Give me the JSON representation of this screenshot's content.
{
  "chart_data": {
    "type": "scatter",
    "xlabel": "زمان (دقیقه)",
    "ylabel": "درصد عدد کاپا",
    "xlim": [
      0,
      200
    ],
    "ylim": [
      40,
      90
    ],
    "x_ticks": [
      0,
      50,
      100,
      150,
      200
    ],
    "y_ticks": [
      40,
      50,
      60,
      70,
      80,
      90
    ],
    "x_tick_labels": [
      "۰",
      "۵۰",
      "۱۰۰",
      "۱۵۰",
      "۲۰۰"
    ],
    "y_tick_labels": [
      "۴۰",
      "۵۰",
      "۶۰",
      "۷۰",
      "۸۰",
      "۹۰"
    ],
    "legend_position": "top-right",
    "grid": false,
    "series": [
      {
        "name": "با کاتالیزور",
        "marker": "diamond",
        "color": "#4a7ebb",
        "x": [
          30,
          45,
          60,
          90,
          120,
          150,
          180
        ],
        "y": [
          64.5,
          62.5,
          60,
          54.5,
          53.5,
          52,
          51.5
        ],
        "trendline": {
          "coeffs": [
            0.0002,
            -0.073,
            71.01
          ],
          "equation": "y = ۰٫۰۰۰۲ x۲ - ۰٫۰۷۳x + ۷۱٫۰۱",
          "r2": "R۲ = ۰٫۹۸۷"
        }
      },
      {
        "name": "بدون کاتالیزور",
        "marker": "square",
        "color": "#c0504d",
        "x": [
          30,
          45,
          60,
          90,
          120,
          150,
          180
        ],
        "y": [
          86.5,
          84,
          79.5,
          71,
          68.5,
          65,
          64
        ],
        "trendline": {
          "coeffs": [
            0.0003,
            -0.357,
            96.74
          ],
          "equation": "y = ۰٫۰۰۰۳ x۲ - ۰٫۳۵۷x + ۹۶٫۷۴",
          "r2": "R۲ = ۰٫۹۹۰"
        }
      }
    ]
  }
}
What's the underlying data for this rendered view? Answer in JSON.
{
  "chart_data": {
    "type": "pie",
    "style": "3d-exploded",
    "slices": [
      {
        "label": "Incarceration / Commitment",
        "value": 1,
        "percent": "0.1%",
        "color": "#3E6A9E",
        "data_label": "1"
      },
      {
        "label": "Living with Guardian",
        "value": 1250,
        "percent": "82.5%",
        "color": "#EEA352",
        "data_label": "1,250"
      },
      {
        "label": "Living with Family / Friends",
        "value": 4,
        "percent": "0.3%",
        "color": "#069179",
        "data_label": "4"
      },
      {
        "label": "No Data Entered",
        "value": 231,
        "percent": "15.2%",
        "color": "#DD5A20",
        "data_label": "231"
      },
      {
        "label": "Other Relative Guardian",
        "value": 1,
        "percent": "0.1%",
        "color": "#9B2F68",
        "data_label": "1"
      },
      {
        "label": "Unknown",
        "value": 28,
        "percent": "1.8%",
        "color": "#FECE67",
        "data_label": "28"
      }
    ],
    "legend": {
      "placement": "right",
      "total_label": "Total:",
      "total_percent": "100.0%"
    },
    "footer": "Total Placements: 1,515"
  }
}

• _WHAT IS BEING ASKED_: Pick out the lines above that hold the string "equation" and show them.

• _RESPONSE TO THIS TASK_:
          "equation": "y = ۰٫۰۰۰۲ x۲ - ۰٫۰۷۳x + ۷۱٫۰۱",
          "equation": "y = ۰٫۰۰۰۳ x۲ - ۰٫۳۵۷x + ۹۶٫۷۴",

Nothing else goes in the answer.